# Reducir de 14.5Voltios a 6 u 8 voltios.



## Guevara (Abr 21, 2006)

Buenas buenas gente, desde ya agradezco por solo tomarse la molestia de leer, aunque sea, el thread.

Mi problema en cuestion, es el citado en el titulo, y consiste en que tengo 1 circuito de una alarma (que no se que amperaje consume) y uno de una sirena (que tampoco se el amperaje que consume), que iria a la salida de la alarma, siendo esta salida de 14.5 voltios, y la sirena trabaja con solo 6 u 8 voltios, siendo asi, es que necesito hacer tal reduccion en el voltaje, pero no se como hacerlo realmente, es por ello que he venido aqui a ver si me pueden asesorar.
Desde ya, nuevamente, agradezco la ayuda que me sea brindada, cual sea que fuere.

Saludos,
Agustin.


----------



## MultiLAN (Abr 22, 2006)

Podes hacerlo con un LM317, en el cual muy simplemente variando la resistencia entre sus terminales 1 y 2 podes regular la tension de salida


----------



## Guevara (Abr 22, 2006)

MultiLAN dijo:
			
		

> Podes hacerlo con un LM317, en el cual muy simplemente variando la resistencia entre sus terminales 1 y 2 podes regular la tension de salida


¿Te puedo pedir mas especificaciones por favor? Porque para serte franco, entendi algo, pero poco realmente. 
Desde ya mil gracias. !

Saludos,
Agus.


----------



## icarus (Abr 27, 2006)

Que significa el voltage de referencia en este regulador ,y line regulation? load regulation?


----------



## icarus (Abr 27, 2006)

Tambien quiero saber si le puedo cambiar los valores de r1 r2 y c2 al circuito de arriba no entiendo como funciona.


----------



## Nilfred (May 6, 2006)

Ya que existe el 7808 y el 7806 no hace falta el 317.
Pero es imprescindible el dato del consumo, los 78xx arrojan 1A y el 317 1,5A, tu sirena debe tener un consumo zarpado por lo fuerte que suena; por lo tanto hay que agregar un divisor de corriente (R1=3, ½W) y un transitor de potencia BJT PNP (Q1) a saber:

Q1=TIP21 Iq1=6A
Q1=BD536 Iq1=8A
Q1=MJE2955T Iq1=10A

Iout=Ireg+Bq1*(Ireg-Vbeq1/R1)

§ **Datos proporcionados**
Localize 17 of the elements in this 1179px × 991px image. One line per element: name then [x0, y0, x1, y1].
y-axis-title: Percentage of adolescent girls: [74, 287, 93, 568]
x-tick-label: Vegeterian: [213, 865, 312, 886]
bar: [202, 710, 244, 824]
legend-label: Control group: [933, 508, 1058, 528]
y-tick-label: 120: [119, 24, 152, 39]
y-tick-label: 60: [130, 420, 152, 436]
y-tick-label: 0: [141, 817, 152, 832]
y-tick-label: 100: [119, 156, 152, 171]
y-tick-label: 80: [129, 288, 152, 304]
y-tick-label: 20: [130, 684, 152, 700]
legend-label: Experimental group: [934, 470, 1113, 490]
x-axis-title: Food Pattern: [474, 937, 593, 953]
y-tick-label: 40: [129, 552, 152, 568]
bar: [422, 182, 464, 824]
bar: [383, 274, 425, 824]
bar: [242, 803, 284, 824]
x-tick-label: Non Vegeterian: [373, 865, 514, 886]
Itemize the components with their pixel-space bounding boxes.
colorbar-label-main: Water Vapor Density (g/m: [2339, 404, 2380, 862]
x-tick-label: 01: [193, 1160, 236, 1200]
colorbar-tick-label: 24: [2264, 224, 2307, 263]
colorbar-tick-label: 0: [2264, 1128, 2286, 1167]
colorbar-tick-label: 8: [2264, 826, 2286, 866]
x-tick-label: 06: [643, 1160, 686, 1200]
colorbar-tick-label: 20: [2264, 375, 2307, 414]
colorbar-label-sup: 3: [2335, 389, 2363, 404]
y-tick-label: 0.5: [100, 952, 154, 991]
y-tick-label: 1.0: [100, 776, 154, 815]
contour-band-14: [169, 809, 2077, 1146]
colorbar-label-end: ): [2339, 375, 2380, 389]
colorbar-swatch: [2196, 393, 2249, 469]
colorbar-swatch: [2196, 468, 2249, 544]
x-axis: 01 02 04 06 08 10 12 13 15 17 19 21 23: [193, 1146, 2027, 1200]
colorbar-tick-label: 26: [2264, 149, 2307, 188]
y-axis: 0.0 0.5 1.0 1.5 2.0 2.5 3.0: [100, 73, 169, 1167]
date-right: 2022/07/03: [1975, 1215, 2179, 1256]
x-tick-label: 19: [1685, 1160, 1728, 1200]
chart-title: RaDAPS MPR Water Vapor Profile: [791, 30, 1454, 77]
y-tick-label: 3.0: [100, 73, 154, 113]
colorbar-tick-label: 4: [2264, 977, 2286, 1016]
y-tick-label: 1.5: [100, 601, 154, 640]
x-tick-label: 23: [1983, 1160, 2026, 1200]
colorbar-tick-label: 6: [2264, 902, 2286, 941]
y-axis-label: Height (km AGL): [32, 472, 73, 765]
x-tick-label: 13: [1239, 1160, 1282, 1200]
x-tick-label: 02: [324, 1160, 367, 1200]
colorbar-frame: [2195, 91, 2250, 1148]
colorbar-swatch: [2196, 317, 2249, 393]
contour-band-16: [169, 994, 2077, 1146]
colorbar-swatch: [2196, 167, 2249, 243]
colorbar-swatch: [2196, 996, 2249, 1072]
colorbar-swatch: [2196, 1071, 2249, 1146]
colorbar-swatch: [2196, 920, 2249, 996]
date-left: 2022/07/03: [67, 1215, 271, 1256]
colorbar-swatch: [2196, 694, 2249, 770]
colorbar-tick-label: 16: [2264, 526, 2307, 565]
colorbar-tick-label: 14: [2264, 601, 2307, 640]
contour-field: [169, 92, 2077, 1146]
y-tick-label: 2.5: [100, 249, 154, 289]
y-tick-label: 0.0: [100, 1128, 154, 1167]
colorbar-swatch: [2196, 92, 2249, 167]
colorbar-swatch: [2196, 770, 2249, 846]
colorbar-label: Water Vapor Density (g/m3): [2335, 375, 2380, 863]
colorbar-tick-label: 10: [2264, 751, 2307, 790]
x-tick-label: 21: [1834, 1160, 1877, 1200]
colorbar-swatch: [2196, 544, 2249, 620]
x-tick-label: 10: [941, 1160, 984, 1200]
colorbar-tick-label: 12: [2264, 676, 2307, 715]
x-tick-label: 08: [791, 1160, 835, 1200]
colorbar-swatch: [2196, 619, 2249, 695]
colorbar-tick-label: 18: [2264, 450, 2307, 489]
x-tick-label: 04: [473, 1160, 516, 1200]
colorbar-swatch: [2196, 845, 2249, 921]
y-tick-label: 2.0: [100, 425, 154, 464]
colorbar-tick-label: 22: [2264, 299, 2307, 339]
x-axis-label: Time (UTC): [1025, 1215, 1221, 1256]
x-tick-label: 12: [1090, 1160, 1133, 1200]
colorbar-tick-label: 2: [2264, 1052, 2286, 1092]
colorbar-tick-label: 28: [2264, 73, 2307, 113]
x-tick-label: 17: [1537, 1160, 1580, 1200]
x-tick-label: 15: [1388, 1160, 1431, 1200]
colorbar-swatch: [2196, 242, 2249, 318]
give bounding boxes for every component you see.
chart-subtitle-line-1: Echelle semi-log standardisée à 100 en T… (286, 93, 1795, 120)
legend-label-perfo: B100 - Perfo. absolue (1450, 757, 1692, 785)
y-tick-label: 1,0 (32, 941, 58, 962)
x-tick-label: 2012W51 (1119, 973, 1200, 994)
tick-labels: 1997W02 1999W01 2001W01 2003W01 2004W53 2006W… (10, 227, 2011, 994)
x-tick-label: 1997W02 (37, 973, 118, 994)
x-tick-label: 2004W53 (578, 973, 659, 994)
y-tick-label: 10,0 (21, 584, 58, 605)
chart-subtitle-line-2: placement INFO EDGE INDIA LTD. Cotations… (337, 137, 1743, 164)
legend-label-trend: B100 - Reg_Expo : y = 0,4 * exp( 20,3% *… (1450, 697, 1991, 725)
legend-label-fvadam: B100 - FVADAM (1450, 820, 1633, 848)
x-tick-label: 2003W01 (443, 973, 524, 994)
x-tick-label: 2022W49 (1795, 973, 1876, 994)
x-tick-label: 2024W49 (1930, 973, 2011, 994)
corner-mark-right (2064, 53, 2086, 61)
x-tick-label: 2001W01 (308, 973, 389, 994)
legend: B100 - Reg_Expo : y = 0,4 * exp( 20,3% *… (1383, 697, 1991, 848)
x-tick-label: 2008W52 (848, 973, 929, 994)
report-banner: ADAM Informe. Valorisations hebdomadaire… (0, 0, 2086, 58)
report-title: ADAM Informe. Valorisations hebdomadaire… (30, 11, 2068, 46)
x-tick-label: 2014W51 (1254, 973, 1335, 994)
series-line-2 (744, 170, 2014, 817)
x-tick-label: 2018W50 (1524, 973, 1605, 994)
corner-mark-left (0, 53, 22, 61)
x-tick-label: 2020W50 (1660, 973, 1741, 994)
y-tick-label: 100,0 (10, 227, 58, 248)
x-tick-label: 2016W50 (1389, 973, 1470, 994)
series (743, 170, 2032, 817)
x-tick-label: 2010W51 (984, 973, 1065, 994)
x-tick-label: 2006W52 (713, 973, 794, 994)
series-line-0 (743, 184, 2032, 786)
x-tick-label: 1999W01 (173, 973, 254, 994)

§ **Objetivos**
1 - Transcriba del hilo sobre reducción de voltaje el pasaje que se abre con las palabras que contienen "## Nilfred (May" y se cierra con "Iout=Ireg+Bq1*(Ireg-Vbeq1/R1)".
2 - Según el hilo sobre reducción de voltaje, ¿por qué hay que agregar un divisor de corriente y un transistor de potencia PNP? Explíquelo en una a tres oraciones.
Para resolver las consignas, apóyese únicamente en el hilo sobre reducción de voltaje.

§ **Respuestas esperadas**
1 -
## Nilfred (May 6, 2006)

Ya que existe el 7808 y el 7806 no hace falta el 317.
Pero es imprescindible el dato del consumo, los 78xx arrojan 1A y el 317 1,5A, tu sirena debe tener un consumo zarpado por lo fuerte que suena; por lo tanto hay que agregar un divisor de corriente (R1=3, ½W) y un transitor de potencia BJT PNP (Q1) a saber:

Q1=TIP21 Iq1=6A
Q1=BD536 Iq1=8A
Q1=MJE2955T Iq1=10A

Iout=Ireg+Bq1*(Ireg-Vbeq1/R1)

2 - Los reguladores 78xx entregan solo 1 A y el 317, 1,5 A. La sirena, por lo fuerte que suena, debe de tener un consumo muy alto. Por eso se necesitan el divisor de corriente y el transistor PNP.